━━━━━ MATERIAL TO PROCESS
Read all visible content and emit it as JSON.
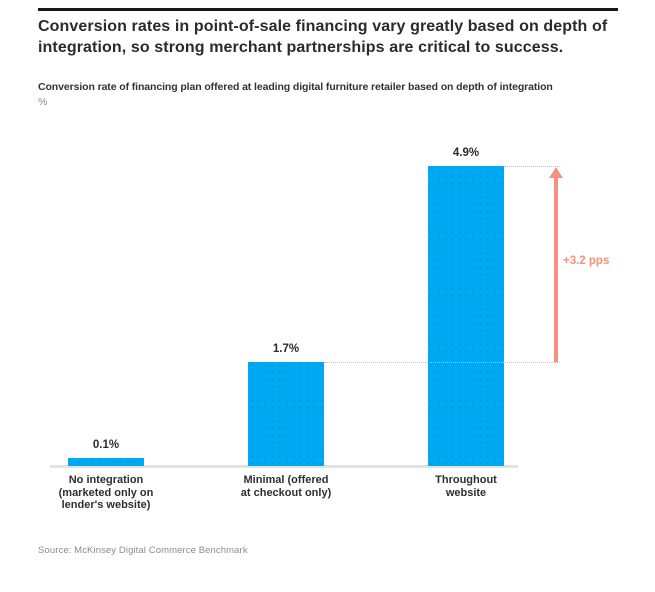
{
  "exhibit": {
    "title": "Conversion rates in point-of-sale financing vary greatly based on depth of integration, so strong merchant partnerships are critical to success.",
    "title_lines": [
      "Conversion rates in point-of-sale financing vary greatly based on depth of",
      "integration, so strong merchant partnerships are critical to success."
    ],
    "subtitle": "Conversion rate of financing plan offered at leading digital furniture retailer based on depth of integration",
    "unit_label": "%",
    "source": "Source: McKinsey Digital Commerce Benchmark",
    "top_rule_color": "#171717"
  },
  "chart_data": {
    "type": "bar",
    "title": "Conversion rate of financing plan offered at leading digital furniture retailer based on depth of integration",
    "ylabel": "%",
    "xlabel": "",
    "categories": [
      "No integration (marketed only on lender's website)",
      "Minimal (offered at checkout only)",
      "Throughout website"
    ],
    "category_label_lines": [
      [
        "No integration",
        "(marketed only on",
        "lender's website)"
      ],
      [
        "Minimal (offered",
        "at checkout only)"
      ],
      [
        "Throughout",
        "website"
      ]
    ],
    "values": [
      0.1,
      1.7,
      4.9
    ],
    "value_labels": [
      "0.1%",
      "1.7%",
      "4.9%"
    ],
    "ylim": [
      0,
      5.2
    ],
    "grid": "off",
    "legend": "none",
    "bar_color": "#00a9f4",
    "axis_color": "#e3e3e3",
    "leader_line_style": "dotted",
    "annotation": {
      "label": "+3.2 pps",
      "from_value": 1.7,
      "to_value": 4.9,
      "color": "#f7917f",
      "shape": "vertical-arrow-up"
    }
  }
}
━━━━━━━━━━
## WRITTEN INSTRUCTION:
From the data above, copy each line where the string "checkout" appears.

## FULL ANSWER:
      "Minimal (offered at checkout only)",
        "at checkout only)"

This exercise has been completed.